### [Given instruction]
Going through the material below, please gather all lines with the word "Database" in them.

### [Dataset rows]

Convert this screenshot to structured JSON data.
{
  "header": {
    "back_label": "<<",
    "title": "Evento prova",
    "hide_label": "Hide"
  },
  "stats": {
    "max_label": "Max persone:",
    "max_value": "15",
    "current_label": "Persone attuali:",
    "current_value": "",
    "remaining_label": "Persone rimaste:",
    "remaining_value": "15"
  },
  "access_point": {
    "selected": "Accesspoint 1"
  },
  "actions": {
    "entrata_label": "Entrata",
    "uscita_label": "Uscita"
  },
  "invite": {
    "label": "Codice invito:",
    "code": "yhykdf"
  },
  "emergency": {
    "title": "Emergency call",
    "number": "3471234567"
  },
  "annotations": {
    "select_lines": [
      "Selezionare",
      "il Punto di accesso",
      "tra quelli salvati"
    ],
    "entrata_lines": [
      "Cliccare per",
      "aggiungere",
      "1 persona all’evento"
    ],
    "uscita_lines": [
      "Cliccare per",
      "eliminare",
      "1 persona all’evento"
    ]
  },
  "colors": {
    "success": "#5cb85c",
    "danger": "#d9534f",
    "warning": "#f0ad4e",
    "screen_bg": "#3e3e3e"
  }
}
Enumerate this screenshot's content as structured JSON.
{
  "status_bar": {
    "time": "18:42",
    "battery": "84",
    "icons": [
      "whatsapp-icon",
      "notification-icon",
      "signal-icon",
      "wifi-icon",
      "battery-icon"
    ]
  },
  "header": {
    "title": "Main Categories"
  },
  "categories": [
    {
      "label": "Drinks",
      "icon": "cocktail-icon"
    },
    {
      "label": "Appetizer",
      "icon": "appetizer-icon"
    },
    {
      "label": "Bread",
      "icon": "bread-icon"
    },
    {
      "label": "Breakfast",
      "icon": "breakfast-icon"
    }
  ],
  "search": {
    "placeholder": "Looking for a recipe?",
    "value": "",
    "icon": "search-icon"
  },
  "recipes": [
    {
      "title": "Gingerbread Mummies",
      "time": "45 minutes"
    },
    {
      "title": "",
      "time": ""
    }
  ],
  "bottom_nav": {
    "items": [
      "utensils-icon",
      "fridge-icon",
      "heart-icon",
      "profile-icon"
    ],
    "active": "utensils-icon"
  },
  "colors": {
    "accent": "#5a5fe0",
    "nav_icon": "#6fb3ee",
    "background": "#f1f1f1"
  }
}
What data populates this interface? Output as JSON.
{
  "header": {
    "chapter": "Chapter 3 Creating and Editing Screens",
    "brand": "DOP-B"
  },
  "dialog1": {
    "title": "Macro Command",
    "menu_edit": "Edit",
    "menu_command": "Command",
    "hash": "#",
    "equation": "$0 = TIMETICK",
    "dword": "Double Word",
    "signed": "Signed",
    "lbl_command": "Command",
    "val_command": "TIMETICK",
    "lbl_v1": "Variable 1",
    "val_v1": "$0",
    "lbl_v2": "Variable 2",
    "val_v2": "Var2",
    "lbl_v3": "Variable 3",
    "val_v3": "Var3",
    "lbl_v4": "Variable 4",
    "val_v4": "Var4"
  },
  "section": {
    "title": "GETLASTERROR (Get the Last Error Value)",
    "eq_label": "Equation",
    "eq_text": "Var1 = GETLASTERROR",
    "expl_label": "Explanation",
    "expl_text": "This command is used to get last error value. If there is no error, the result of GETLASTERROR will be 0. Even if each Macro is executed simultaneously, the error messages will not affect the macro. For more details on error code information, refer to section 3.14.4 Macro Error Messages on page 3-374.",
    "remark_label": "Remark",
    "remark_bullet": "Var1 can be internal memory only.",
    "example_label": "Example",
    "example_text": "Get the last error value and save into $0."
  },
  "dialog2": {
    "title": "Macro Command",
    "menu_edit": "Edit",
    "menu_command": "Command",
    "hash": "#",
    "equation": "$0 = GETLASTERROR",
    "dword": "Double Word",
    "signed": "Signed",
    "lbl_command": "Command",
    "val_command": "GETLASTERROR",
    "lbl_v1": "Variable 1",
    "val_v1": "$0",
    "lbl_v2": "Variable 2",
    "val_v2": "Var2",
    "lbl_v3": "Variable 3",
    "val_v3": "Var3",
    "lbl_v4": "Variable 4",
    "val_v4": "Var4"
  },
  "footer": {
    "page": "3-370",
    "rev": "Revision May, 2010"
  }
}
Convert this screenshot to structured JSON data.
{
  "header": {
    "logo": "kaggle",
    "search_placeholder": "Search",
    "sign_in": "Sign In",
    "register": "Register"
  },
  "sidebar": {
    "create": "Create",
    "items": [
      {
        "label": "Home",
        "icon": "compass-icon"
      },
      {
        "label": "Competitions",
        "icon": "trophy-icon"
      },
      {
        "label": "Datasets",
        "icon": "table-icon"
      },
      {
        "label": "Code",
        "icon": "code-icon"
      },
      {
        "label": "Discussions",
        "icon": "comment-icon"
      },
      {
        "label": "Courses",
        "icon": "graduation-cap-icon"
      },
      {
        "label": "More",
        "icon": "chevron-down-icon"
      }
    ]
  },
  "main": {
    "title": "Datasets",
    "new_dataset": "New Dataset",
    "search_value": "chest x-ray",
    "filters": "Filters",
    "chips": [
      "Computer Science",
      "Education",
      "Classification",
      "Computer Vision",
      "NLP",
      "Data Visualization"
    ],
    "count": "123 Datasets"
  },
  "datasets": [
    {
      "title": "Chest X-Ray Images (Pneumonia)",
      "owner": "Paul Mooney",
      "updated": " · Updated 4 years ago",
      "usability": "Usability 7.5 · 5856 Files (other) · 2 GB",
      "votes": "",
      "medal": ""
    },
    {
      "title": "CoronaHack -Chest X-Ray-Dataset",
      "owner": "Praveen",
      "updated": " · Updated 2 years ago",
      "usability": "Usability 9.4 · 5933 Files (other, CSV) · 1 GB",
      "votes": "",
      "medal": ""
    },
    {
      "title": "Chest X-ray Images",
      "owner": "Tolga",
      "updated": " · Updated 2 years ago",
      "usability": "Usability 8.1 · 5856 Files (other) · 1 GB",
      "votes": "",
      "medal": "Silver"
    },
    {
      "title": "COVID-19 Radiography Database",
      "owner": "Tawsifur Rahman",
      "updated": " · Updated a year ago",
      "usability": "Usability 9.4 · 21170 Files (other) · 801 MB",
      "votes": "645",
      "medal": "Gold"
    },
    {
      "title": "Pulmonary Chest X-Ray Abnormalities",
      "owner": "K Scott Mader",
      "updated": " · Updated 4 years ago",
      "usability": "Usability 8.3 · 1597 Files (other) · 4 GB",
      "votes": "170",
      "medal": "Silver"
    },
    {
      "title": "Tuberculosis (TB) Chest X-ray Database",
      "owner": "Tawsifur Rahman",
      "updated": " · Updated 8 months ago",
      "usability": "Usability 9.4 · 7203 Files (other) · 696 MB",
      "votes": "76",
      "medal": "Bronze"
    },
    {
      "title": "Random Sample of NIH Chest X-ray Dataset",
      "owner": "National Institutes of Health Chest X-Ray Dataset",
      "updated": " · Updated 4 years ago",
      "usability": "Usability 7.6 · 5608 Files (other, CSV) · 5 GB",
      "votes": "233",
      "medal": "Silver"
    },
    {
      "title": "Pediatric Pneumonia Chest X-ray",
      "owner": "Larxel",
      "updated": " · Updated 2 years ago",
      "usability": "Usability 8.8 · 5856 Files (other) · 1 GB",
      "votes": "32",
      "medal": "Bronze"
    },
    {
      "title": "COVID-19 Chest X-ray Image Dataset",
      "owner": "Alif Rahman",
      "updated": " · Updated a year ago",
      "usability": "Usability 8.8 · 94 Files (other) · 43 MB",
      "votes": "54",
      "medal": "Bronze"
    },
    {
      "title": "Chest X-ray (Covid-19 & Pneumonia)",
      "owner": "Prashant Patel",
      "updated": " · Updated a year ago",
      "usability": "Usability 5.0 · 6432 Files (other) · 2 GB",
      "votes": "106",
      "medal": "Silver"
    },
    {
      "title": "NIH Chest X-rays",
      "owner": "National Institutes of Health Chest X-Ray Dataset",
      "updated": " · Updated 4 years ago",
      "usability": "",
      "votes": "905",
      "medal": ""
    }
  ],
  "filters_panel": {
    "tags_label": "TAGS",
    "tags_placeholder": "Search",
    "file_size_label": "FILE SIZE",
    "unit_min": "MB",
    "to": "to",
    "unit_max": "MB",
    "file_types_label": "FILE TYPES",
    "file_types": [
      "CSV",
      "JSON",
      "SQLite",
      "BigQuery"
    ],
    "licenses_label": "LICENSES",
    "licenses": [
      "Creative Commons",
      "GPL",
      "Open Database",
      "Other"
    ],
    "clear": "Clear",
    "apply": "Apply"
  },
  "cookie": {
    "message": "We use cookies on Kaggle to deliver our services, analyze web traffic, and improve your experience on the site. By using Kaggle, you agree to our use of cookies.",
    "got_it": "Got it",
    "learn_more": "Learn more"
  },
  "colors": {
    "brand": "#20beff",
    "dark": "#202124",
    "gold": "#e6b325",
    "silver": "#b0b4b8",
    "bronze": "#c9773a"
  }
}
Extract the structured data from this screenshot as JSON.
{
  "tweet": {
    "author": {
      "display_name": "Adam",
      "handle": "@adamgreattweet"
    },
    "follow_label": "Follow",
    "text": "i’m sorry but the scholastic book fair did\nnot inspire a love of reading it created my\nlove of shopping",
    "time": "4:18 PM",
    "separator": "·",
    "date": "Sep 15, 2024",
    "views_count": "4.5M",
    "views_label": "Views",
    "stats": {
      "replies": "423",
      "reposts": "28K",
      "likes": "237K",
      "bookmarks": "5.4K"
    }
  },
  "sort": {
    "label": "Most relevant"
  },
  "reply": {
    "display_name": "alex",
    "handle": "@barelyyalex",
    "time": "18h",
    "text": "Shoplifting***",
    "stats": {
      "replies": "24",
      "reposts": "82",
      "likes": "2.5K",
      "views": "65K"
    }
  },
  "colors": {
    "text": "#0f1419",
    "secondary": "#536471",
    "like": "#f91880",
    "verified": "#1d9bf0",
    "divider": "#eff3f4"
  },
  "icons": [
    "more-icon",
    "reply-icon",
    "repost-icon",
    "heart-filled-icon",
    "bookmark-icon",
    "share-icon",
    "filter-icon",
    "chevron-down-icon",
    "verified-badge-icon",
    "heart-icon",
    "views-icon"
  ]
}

### [Solution]
      "title": "COVID-19 Radiography Database",
      "title": "Tuberculosis (TB) Chest X-ray Database",
      "Open Database",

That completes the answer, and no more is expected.